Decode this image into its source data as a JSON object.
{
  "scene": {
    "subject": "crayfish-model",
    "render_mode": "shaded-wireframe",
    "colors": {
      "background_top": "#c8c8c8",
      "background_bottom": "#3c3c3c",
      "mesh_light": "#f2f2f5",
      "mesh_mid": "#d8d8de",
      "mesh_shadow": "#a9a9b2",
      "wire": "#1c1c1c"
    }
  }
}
• • •
WRITTEN TASK: Output all of the data again, exactly.

ANSWER TO THE EXERCISE:
Decode this image into its source data as a JSON object.
{
  "scene": {
    "subject": "crayfish-model",
    "render_mode": "shaded-wireframe",
    "colors": {
      "background_top": "#c8c8c8",
      "background_bottom": "#3c3c3c",
      "mesh_light": "#f2f2f5",
      "mesh_mid": "#d8d8de",
      "mesh_shadow": "#a9a9b2",
      "wire": "#1c1c1c"
    }
  }
}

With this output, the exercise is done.